TASK:
Omit the pictures and return every entry exactly as written.

Records from a collection:
# # #
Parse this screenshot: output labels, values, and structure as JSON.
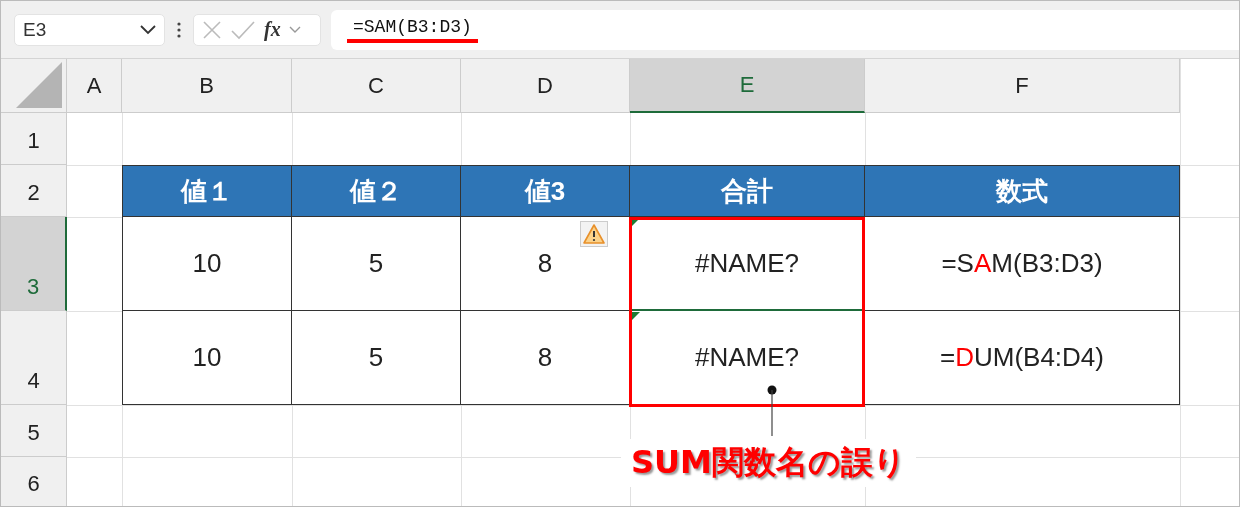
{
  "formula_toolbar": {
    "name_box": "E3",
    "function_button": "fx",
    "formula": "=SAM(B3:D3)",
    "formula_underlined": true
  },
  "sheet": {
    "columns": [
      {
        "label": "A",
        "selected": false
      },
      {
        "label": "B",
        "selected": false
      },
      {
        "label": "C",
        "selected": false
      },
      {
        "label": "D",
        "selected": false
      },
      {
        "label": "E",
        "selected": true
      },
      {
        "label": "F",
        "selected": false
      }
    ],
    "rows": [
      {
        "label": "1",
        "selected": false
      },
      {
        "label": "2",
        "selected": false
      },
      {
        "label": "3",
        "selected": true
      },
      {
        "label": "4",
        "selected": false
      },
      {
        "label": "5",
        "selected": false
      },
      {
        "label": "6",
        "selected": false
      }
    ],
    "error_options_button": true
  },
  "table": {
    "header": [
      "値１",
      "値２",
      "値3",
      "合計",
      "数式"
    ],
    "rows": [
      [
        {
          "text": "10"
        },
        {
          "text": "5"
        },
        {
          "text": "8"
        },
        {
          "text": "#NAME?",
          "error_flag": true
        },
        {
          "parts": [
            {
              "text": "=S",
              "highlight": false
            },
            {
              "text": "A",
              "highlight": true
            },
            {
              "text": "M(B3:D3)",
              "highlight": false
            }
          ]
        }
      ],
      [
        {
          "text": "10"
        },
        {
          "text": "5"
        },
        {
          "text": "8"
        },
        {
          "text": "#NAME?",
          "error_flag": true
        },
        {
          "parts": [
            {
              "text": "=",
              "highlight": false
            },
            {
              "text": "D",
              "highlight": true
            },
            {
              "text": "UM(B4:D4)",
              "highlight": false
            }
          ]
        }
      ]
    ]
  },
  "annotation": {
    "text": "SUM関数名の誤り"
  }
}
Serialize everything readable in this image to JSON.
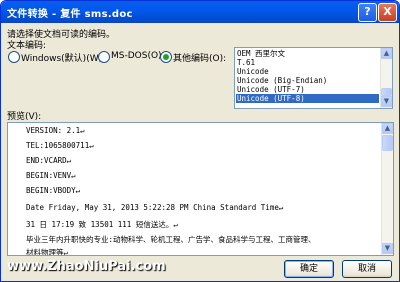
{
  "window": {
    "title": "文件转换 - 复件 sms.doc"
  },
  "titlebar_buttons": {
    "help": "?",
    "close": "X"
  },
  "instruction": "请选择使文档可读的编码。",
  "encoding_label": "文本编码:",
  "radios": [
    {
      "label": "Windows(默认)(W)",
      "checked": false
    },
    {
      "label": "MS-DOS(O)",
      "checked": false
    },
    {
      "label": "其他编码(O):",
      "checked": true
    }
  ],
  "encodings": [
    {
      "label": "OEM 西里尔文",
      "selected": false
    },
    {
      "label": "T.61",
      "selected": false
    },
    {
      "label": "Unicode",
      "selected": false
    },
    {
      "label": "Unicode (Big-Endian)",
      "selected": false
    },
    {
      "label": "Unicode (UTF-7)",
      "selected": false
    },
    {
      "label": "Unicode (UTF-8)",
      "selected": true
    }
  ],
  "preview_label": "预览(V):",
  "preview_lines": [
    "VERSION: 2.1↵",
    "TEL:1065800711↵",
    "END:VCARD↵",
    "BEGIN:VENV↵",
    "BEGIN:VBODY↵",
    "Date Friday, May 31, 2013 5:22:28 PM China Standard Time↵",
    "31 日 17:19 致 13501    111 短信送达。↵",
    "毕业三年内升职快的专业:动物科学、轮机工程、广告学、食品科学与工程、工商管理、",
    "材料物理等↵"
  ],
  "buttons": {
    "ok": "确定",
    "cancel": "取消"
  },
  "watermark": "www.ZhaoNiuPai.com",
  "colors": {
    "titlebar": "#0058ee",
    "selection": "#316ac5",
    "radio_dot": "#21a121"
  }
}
# # #
RESPONSE TO THIS EXERCISE:
Parse this screenshot: output labels, values, and structure as JSON.
{
  "formula_toolbar": {
    "name_box": "E3",
    "function_button": "fx",
    "formula": "=SAM(B3:D3)",
    "formula_underlined": true
  },
  "sheet": {
    "columns": [
      {
        "label": "A",
        "selected": false
      },
      {
        "label": "B",
        "selected": false
      },
      {
        "label": "C",
        "selected": false
      },
      {
        "label": "D",
        "selected": false
      },
      {
        "label": "E",
        "selected": true
      },
      {
        "label": "F",
        "selected": false
      }
    ],
    "rows": [
      {
        "label": "1",
        "selected": false
      },
      {
        "label": "2",
        "selected": false
      },
      {
        "label": "3",
        "selected": true
      },
      {
        "label": "4",
        "selected": false
      },
      {
        "label": "5",
        "selected": false
      },
      {
        "label": "6",
        "selected": false
      }
    ],
    "error_options_button": true
  },
  "table": {
    "header": [
      "値１",
      "値２",
      "値3",
      "合計",
      "数式"
    ],
    "rows": [
      [
        {
          "text": "10"
        },
        {
          "text": "5"
        },
        {
          "text": "8"
        },
        {
          "text": "#NAME?",
          "error_flag": true
        },
        {
          "parts": [
            {
              "text": "=S",
              "highlight": false
            },
            {
              "text": "A",
              "highlight": true
            },
            {
              "text": "M(B3:D3)",
              "highlight": false
            }
          ]
        }
      ],
      [
        {
          "text": "10"
        },
        {
          "text": "5"
        },
        {
          "text": "8"
        },
        {
          "text": "#NAME?",
          "error_flag": true
        },
        {
          "parts": [
            {
              "text": "=",
              "highlight": false
            },
            {
              "text": "D",
              "highlight": true
            },
            {
              "text": "UM(B4:D4)",
              "highlight": false
            }
          ]
        }
      ]
    ]
  },
  "annotation": {
    "text": "SUM関数名の誤り"
  }
}
Serialize everything readable in this image to JSON.
{
  "window": {
    "title": "文件转换 - 复件 sms.doc"
  },
  "titlebar_buttons": {
    "help": "?",
    "close": "X"
  },
  "instruction": "请选择使文档可读的编码。",
  "encoding_label": "文本编码:",
  "radios": [
    {
      "label": "Windows(默认)(W)",
      "checked": false
    },
    {
      "label": "MS-DOS(O)",
      "checked": false
    },
    {
      "label": "其他编码(O):",
      "checked": true
    }
  ],
  "encodings": [
    {
      "label": "OEM 西里尔文",
      "selected": false
    },
    {
      "label": "T.61",
      "selected": false
    },
    {
      "label": "Unicode",
      "selected": false
    },
    {
      "label": "Unicode (Big-Endian)",
      "selected": false
    },
    {
      "label": "Unicode (UTF-7)",
      "selected": false
    },
    {
      "label": "Unicode (UTF-8)",
      "selected": true
    }
  ],
  "preview_label": "预览(V):",
  "preview_lines": [
    "VERSION: 2.1↵",
    "TEL:1065800711↵",
    "END:VCARD↵",
    "BEGIN:VENV↵",
    "BEGIN:VBODY↵",
    "Date Friday, May 31, 2013 5:22:28 PM China Standard Time↵",
    "31 日 17:19 致 13501    111 短信送达。↵",
    "毕业三年内升职快的专业:动物科学、轮机工程、广告学、食品科学与工程、工商管理、",
    "材料物理等↵"
  ],
  "buttons": {
    "ok": "确定",
    "cancel": "取消"
  },
  "watermark": "www.ZhaoNiuPai.com",
  "colors": {
    "titlebar": "#0058ee",
    "selection": "#316ac5",
    "radio_dot": "#21a121"
  }
}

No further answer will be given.